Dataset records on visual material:
## Begin

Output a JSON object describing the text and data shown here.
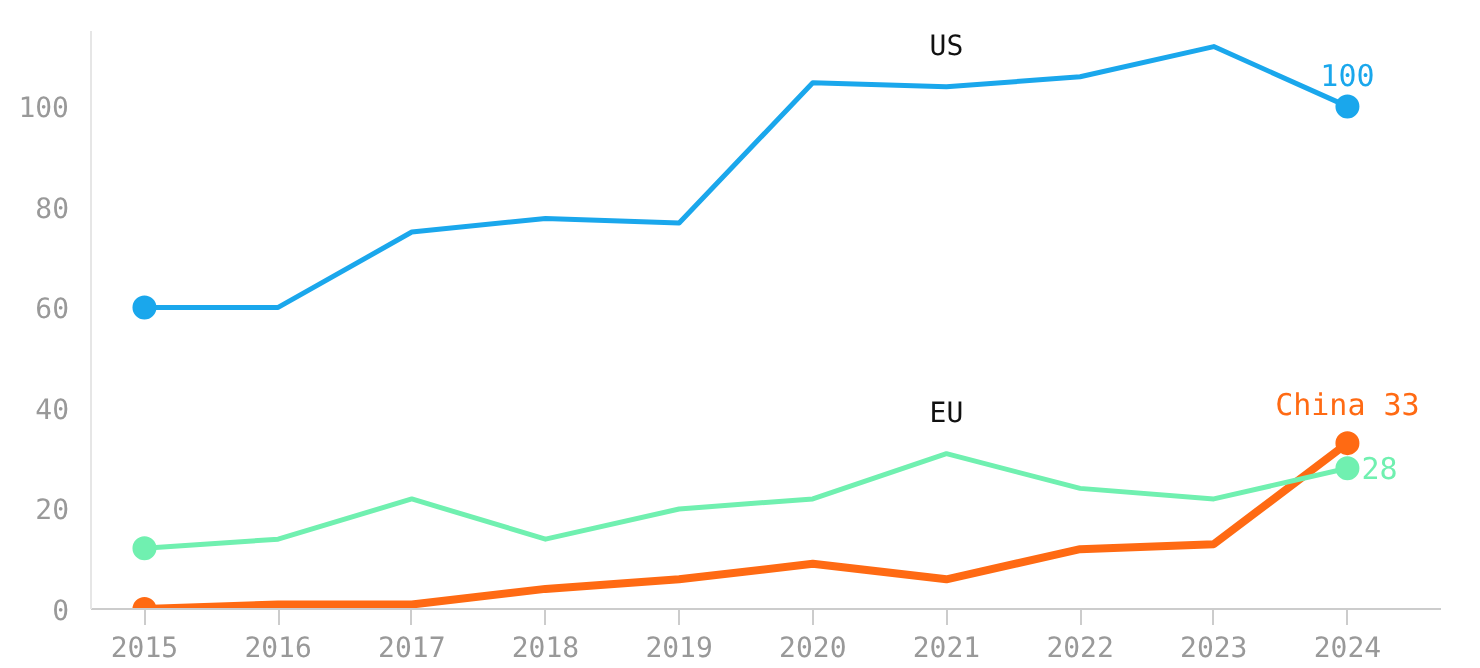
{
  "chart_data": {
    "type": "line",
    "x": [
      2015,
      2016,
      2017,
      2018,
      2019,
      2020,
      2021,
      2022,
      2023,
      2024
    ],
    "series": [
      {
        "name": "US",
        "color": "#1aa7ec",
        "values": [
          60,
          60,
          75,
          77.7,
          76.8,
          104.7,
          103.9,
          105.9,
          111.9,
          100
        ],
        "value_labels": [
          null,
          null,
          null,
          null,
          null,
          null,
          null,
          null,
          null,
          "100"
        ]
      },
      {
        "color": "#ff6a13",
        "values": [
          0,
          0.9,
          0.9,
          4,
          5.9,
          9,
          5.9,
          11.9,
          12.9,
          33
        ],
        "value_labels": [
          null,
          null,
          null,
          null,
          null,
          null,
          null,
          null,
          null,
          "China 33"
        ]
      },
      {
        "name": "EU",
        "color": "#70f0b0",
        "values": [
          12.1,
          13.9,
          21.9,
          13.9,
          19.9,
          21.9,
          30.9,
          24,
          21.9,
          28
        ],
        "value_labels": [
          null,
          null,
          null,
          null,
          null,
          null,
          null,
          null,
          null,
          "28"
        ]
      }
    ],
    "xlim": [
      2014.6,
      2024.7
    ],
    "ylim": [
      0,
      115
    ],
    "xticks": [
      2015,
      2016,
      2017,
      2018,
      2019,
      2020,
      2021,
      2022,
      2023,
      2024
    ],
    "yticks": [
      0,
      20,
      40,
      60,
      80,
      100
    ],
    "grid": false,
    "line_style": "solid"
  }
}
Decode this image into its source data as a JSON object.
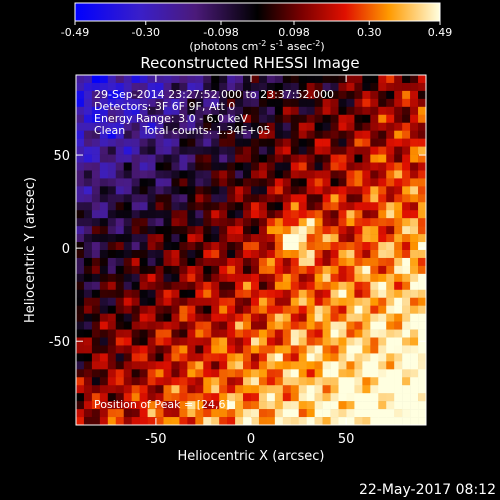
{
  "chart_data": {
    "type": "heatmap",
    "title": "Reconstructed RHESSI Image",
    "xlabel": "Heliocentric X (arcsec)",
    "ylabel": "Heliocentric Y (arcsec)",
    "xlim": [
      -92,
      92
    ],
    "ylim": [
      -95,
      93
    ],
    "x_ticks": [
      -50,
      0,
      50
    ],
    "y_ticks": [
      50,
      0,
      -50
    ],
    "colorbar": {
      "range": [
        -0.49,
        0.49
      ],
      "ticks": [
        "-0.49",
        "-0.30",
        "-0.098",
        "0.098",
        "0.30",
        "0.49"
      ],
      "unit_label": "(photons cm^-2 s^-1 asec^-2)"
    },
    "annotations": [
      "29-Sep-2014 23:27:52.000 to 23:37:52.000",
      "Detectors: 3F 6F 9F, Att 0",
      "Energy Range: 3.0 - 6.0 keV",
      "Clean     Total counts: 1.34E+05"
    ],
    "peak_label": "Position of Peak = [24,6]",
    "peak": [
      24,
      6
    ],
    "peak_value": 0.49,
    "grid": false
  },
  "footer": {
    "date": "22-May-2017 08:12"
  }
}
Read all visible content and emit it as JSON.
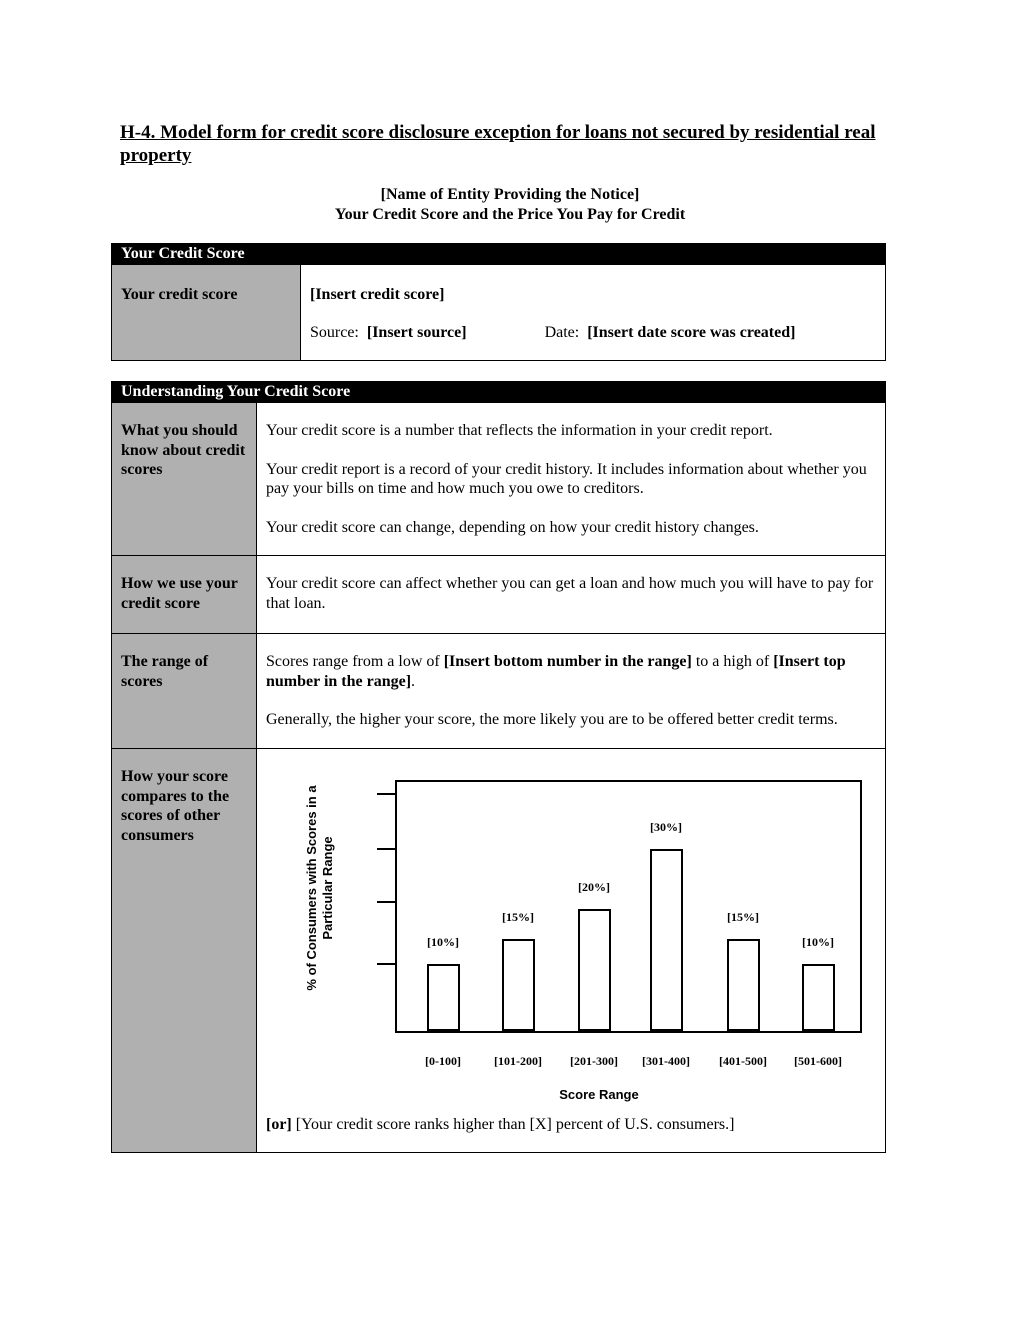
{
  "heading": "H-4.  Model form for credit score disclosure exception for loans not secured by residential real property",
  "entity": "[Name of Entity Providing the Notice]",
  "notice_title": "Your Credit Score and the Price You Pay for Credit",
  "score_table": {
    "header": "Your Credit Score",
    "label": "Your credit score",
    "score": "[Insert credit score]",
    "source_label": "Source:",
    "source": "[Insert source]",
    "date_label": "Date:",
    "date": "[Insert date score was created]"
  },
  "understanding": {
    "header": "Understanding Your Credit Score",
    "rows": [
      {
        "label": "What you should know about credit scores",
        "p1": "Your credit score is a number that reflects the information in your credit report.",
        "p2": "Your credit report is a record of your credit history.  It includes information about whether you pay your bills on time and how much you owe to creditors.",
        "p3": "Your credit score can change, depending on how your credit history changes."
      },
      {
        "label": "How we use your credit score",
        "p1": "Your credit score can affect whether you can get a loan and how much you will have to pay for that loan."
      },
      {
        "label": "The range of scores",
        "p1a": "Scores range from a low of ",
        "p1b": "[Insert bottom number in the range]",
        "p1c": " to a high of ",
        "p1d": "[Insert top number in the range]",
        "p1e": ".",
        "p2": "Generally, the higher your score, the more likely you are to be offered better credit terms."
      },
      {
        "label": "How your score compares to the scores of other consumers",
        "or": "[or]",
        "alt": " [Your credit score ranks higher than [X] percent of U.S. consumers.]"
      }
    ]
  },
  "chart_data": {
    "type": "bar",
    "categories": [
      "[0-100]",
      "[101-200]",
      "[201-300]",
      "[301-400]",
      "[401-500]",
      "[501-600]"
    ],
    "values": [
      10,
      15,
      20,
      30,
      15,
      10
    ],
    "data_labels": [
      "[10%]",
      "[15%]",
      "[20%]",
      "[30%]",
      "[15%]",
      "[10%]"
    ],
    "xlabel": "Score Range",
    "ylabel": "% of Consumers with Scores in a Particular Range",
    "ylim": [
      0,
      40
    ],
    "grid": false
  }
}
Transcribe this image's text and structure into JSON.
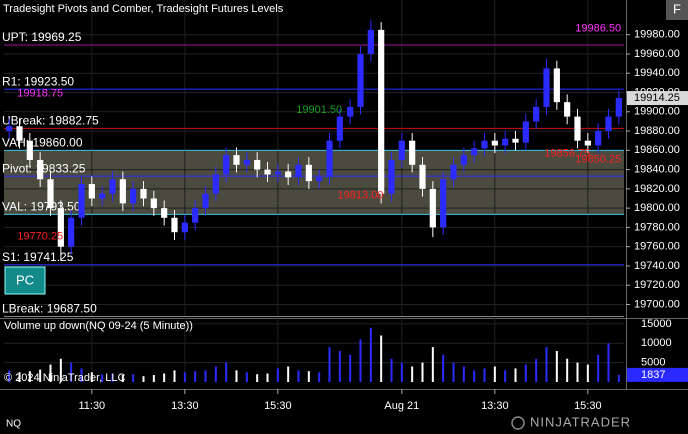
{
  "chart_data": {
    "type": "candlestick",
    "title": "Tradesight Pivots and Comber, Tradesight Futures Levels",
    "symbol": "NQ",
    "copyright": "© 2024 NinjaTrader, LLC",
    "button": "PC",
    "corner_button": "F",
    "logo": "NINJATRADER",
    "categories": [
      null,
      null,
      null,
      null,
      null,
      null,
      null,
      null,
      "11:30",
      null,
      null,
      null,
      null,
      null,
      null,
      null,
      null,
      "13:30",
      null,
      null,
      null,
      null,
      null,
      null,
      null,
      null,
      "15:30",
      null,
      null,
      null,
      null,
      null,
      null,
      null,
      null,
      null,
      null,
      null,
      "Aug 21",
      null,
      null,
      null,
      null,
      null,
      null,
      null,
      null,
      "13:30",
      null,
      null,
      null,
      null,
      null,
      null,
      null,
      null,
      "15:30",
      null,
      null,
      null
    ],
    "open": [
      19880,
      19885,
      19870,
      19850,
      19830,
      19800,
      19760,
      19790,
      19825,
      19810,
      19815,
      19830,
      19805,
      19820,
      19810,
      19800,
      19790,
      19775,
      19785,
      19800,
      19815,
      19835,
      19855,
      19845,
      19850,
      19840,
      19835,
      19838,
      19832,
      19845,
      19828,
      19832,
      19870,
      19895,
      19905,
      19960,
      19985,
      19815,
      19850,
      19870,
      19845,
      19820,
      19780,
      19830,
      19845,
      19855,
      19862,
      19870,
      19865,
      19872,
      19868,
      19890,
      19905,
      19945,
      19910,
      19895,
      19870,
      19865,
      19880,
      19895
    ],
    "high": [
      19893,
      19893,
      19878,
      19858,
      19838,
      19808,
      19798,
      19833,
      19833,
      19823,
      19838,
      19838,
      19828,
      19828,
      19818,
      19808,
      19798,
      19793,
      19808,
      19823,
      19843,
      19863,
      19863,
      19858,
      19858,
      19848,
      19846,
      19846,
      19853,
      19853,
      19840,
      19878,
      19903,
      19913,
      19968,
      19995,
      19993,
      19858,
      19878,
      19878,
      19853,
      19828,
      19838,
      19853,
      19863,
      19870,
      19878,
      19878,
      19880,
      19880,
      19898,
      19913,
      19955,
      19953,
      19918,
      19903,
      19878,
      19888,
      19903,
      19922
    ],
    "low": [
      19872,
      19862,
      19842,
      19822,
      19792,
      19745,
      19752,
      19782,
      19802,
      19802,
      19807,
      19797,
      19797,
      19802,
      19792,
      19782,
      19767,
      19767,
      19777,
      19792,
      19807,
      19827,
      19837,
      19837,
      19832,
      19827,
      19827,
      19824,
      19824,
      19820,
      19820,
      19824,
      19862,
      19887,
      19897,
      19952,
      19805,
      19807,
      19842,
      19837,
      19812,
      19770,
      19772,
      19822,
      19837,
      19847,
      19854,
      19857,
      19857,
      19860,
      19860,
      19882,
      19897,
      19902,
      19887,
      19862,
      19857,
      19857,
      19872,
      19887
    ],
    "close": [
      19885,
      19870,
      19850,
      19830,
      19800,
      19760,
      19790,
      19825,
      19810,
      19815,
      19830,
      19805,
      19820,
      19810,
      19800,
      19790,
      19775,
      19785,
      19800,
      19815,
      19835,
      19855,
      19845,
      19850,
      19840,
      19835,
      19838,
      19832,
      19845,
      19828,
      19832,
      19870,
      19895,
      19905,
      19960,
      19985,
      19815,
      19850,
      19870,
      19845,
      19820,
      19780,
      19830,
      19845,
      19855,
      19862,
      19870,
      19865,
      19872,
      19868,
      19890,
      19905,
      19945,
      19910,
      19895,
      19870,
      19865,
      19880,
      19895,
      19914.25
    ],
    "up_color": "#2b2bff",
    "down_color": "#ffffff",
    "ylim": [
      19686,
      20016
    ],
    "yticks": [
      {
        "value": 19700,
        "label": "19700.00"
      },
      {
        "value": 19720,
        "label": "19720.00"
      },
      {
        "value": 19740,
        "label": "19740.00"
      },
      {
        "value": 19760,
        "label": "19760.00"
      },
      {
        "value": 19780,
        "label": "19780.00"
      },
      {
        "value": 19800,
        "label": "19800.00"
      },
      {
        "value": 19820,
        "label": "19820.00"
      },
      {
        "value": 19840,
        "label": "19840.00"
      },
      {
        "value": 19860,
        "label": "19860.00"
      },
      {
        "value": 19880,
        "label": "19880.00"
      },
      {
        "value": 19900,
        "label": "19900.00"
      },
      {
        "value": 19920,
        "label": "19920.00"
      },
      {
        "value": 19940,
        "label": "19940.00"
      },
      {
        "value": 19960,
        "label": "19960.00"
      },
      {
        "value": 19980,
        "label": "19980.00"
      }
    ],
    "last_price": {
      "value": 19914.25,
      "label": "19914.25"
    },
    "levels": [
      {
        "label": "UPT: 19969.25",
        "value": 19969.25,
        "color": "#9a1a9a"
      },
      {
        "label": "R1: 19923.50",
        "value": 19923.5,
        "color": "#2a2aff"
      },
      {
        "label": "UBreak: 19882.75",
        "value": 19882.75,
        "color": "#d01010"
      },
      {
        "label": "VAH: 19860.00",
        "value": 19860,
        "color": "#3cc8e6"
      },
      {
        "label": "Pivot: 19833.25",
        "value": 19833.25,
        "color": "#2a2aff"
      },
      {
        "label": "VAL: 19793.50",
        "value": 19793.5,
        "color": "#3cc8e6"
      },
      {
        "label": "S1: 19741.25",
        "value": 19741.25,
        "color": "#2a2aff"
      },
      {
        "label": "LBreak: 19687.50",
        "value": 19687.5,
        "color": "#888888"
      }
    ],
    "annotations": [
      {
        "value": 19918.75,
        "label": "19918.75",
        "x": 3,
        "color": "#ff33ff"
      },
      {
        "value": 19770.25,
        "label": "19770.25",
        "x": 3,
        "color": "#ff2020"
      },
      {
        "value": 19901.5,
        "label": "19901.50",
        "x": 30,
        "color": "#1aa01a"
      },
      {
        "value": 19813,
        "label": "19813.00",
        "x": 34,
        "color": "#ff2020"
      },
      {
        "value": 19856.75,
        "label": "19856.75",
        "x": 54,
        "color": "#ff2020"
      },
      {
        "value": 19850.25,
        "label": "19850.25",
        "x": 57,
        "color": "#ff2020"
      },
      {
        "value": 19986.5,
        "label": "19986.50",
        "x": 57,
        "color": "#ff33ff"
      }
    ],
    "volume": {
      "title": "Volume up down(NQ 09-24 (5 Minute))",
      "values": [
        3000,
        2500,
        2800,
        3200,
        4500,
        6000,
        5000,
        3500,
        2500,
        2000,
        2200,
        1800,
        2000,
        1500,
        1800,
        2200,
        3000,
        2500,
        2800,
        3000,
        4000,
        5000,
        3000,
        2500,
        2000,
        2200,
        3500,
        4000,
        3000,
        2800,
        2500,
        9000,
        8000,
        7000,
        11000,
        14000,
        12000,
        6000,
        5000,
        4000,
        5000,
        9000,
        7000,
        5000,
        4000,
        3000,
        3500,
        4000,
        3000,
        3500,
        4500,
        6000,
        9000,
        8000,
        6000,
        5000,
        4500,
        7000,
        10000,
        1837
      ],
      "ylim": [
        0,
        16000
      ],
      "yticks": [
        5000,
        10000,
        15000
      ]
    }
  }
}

## End

EXERCISE DESCRIPTION> For the data above, state only how many lines include the word "this".

CORRECT RESULT> 2